## SUPPLIED INFORMATION
* BEGIN *
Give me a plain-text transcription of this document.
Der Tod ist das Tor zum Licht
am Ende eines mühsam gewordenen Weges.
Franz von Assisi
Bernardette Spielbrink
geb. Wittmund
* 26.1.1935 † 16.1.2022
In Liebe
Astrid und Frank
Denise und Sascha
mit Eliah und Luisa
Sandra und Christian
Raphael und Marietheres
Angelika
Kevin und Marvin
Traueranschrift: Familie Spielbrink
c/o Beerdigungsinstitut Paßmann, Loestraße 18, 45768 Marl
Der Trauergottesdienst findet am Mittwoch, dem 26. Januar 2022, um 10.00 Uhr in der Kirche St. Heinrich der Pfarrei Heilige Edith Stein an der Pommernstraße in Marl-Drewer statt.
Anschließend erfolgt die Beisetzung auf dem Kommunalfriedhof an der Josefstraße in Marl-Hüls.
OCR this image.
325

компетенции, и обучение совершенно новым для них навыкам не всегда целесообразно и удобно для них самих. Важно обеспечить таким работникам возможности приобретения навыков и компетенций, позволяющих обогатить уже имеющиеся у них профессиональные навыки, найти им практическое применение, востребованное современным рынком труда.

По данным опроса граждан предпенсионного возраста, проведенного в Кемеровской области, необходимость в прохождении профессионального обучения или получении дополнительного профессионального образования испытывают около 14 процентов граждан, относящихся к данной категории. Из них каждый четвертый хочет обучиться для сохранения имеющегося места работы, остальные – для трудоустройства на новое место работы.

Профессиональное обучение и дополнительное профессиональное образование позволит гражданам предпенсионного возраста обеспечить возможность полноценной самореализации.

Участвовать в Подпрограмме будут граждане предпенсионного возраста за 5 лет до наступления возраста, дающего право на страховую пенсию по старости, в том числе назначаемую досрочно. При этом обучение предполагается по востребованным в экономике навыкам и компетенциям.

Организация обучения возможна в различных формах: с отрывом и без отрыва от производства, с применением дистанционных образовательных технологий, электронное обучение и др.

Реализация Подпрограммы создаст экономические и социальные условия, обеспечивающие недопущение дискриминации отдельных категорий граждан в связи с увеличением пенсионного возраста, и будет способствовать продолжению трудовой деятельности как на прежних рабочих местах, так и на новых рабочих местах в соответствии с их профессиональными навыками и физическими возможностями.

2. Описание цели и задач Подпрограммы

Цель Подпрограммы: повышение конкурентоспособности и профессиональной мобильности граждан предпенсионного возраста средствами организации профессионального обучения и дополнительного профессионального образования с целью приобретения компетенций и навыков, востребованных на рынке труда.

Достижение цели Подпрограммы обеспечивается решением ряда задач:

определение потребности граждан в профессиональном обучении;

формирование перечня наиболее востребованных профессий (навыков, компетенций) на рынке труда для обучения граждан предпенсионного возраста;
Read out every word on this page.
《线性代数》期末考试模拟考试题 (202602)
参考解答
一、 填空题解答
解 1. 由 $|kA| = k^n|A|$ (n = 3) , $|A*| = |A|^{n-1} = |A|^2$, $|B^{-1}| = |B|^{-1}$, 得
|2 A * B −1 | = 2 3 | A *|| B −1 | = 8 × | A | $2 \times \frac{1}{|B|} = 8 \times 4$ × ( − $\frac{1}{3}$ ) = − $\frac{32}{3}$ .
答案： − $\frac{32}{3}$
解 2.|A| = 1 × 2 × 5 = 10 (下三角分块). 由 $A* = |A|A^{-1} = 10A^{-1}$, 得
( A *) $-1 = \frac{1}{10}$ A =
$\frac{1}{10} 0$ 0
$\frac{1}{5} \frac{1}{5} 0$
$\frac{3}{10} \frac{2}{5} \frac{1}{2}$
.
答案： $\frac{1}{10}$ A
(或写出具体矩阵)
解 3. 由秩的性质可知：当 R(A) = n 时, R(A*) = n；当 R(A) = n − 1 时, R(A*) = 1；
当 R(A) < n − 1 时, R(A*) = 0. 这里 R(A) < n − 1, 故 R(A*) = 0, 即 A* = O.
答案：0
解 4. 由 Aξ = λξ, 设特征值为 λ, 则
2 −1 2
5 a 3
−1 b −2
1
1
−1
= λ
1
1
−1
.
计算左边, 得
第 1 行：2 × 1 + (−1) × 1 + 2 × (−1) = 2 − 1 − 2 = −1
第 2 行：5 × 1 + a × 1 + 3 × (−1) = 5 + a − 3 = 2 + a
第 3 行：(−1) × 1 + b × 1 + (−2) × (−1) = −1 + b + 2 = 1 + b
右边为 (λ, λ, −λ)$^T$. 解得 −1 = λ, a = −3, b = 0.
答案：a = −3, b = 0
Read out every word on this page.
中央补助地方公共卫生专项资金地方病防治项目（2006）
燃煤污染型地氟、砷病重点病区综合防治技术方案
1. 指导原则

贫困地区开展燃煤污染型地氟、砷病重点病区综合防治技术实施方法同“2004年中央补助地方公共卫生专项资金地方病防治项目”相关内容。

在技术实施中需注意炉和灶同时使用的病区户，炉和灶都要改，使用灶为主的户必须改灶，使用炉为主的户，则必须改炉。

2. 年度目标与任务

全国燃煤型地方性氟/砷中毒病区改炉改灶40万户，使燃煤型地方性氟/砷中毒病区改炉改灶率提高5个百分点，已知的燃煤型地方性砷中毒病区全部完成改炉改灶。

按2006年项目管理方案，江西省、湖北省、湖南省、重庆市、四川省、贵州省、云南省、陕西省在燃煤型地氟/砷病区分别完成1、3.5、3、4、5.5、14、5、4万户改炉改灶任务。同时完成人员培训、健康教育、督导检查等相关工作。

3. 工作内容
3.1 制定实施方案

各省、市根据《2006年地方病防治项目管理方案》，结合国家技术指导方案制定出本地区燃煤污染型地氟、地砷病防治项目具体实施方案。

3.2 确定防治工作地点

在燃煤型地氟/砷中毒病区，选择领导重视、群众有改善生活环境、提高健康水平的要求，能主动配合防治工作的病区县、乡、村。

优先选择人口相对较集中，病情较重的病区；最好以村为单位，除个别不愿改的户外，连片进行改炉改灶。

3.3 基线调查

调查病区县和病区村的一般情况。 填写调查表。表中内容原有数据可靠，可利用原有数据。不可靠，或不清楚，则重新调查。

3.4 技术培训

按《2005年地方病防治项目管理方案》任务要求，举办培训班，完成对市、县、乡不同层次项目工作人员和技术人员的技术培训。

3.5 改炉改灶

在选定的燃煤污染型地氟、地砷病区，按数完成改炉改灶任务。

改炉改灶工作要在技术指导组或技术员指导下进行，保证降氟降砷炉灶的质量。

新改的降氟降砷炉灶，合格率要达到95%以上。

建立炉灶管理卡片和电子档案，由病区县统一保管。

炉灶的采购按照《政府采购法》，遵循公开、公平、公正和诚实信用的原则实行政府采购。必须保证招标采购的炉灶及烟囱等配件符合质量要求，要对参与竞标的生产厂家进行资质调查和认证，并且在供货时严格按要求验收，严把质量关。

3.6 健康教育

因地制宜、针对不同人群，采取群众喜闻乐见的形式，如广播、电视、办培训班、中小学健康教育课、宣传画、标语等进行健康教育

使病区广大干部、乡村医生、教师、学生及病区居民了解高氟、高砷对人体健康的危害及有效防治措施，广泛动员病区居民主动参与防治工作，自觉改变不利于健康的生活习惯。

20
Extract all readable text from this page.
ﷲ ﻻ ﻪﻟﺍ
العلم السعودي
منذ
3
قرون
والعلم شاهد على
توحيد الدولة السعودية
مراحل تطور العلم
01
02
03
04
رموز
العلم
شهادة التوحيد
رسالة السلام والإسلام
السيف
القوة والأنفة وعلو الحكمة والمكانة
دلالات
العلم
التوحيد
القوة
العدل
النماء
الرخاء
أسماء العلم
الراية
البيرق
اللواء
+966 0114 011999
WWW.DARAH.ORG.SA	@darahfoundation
* END *
## GIVEN EXERCISE
Write every record out again, unaltered.

## CORRECT RESPONSE
Give me a plain-text transcription of this document.
Der Tod ist das Tor zum Licht
am Ende eines mühsam gewordenen Weges.
Franz von Assisi
Bernardette Spielbrink
geb. Wittmund
* 26.1.1935 † 16.1.2022
In Liebe
Astrid und Frank
Denise und Sascha
mit Eliah und Luisa
Sandra und Christian
Raphael und Marietheres
Angelika
Kevin und Marvin
Traueranschrift: Familie Spielbrink
c/o Beerdigungsinstitut Paßmann, Loestraße 18, 45768 Marl
Der Trauergottesdienst findet am Mittwoch, dem 26. Januar 2022, um 10.00 Uhr in der Kirche St. Heinrich der Pfarrei Heilige Edith Stein an der Pommernstraße in Marl-Drewer statt.
Anschließend erfolgt die Beisetzung auf dem Kommunalfriedhof an der Josefstraße in Marl-Hüls.
OCR this image.
325

компетенции, и обучение совершенно новым для них навыкам не всегда целесообразно и удобно для них самих. Важно обеспечить таким работникам возможности приобретения навыков и компетенций, позволяющих обогатить уже имеющиеся у них профессиональные навыки, найти им практическое применение, востребованное современным рынком труда.

По данным опроса граждан предпенсионного возраста, проведенного в Кемеровской области, необходимость в прохождении профессионального обучения или получении дополнительного профессионального образования испытывают около 14 процентов граждан, относящихся к данной категории. Из них каждый четвертый хочет обучиться для сохранения имеющегося места работы, остальные – для трудоустройства на новое место работы.

Профессиональное обучение и дополнительное профессиональное образование позволит гражданам предпенсионного возраста обеспечить возможность полноценной самореализации.

Участвовать в Подпрограмме будут граждане предпенсионного возраста за 5 лет до наступления возраста, дающего право на страховую пенсию по старости, в том числе назначаемую досрочно. При этом обучение предполагается по востребованным в экономике навыкам и компетенциям.

Организация обучения возможна в различных формах: с отрывом и без отрыва от производства, с применением дистанционных образовательных технологий, электронное обучение и др.

Реализация Подпрограммы создаст экономические и социальные условия, обеспечивающие недопущение дискриминации отдельных категорий граждан в связи с увеличением пенсионного возраста, и будет способствовать продолжению трудовой деятельности как на прежних рабочих местах, так и на новых рабочих местах в соответствии с их профессиональными навыками и физическими возможностями.

2. Описание цели и задач Подпрограммы

Цель Подпрограммы: повышение конкурентоспособности и профессиональной мобильности граждан предпенсионного возраста средствами организации профессионального обучения и дополнительного профессионального образования с целью приобретения компетенций и навыков, востребованных на рынке труда.

Достижение цели Подпрограммы обеспечивается решением ряда задач:

определение потребности граждан в профессиональном обучении;

формирование перечня наиболее востребованных профессий (навыков, компетенций) на рынке труда для обучения граждан предпенсионного возраста;
Read out every word on this page.
《线性代数》期末考试模拟考试题 (202602)
参考解答
一、 填空题解答
解 1. 由 $|kA| = k^n|A|$ (n = 3) , $|A*| = |A|^{n-1} = |A|^2$, $|B^{-1}| = |B|^{-1}$, 得
|2 A * B −1 | = 2 3 | A *|| B −1 | = 8 × | A | $2 \times \frac{1}{|B|} = 8 \times 4$ × ( − $\frac{1}{3}$ ) = − $\frac{32}{3}$ .
答案： − $\frac{32}{3}$
解 2.|A| = 1 × 2 × 5 = 10 (下三角分块). 由 $A* = |A|A^{-1} = 10A^{-1}$, 得
( A *) $-1 = \frac{1}{10}$ A =
$\frac{1}{10} 0$ 0
$\frac{1}{5} \frac{1}{5} 0$
$\frac{3}{10} \frac{2}{5} \frac{1}{2}$
.
答案： $\frac{1}{10}$ A
(或写出具体矩阵)
解 3. 由秩的性质可知：当 R(A) = n 时, R(A*) = n；当 R(A) = n − 1 时, R(A*) = 1；
当 R(A) < n − 1 时, R(A*) = 0. 这里 R(A) < n − 1, 故 R(A*) = 0, 即 A* = O.
答案：0
解 4. 由 Aξ = λξ, 设特征值为 λ, 则
2 −1 2
5 a 3
−1 b −2
1
1
−1
= λ
1
1
−1
.
计算左边, 得
第 1 行：2 × 1 + (−1) × 1 + 2 × (−1) = 2 − 1 − 2 = −1
第 2 行：5 × 1 + a × 1 + 3 × (−1) = 5 + a − 3 = 2 + a
第 3 行：(−1) × 1 + b × 1 + (−2) × (−1) = −1 + b + 2 = 1 + b
右边为 (λ, λ, −λ)$^T$. 解得 −1 = λ, a = −3, b = 0.
答案：a = −3, b = 0
Read out every word on this page.
中央补助地方公共卫生专项资金地方病防治项目（2006）
燃煤污染型地氟、砷病重点病区综合防治技术方案
1. 指导原则

贫困地区开展燃煤污染型地氟、砷病重点病区综合防治技术实施方法同“2004年中央补助地方公共卫生专项资金地方病防治项目”相关内容。

在技术实施中需注意炉和灶同时使用的病区户，炉和灶都要改，使用灶为主的户必须改灶，使用炉为主的户，则必须改炉。

2. 年度目标与任务

全国燃煤型地方性氟/砷中毒病区改炉改灶40万户，使燃煤型地方性氟/砷中毒病区改炉改灶率提高5个百分点，已知的燃煤型地方性砷中毒病区全部完成改炉改灶。

按2006年项目管理方案，江西省、湖北省、湖南省、重庆市、四川省、贵州省、云南省、陕西省在燃煤型地氟/砷病区分别完成1、3.5、3、4、5.5、14、5、4万户改炉改灶任务。同时完成人员培训、健康教育、督导检查等相关工作。

3. 工作内容
3.1 制定实施方案

各省、市根据《2006年地方病防治项目管理方案》，结合国家技术指导方案制定出本地区燃煤污染型地氟、地砷病防治项目具体实施方案。

3.2 确定防治工作地点

在燃煤型地氟/砷中毒病区，选择领导重视、群众有改善生活环境、提高健康水平的要求，能主动配合防治工作的病区县、乡、村。

优先选择人口相对较集中，病情较重的病区；最好以村为单位，除个别不愿改的户外，连片进行改炉改灶。

3.3 基线调查

调查病区县和病区村的一般情况。 填写调查表。表中内容原有数据可靠，可利用原有数据。不可靠，或不清楚，则重新调查。

3.4 技术培训

按《2005年地方病防治项目管理方案》任务要求，举办培训班，完成对市、县、乡不同层次项目工作人员和技术人员的技术培训。

3.5 改炉改灶

在选定的燃煤污染型地氟、地砷病区，按数完成改炉改灶任务。

改炉改灶工作要在技术指导组或技术员指导下进行，保证降氟降砷炉灶的质量。

新改的降氟降砷炉灶，合格率要达到95%以上。

建立炉灶管理卡片和电子档案，由病区县统一保管。

炉灶的采购按照《政府采购法》，遵循公开、公平、公正和诚实信用的原则实行政府采购。必须保证招标采购的炉灶及烟囱等配件符合质量要求，要对参与竞标的生产厂家进行资质调查和认证，并且在供货时严格按要求验收，严把质量关。

3.6 健康教育

因地制宜、针对不同人群，采取群众喜闻乐见的形式，如广播、电视、办培训班、中小学健康教育课、宣传画、标语等进行健康教育

使病区广大干部、乡村医生、教师、学生及病区居民了解高氟、高砷对人体健康的危害及有效防治措施，广泛动员病区居民主动参与防治工作，自觉改变不利于健康的生活习惯。

20
Extract all readable text from this page.
ﷲ ﻻ ﻪﻟﺍ
العلم السعودي
منذ
3
قرون
والعلم شاهد على
توحيد الدولة السعودية
مراحل تطور العلم
01
02
03
04
رموز
العلم
شهادة التوحيد
رسالة السلام والإسلام
السيف
القوة والأنفة وعلو الحكمة والمكانة
دلالات
العلم
التوحيد
القوة
العدل
النماء
الرخاء
أسماء العلم
الراية
البيرق
اللواء
+966 0114 011999
WWW.DARAH.ORG.SA	@darahfoundation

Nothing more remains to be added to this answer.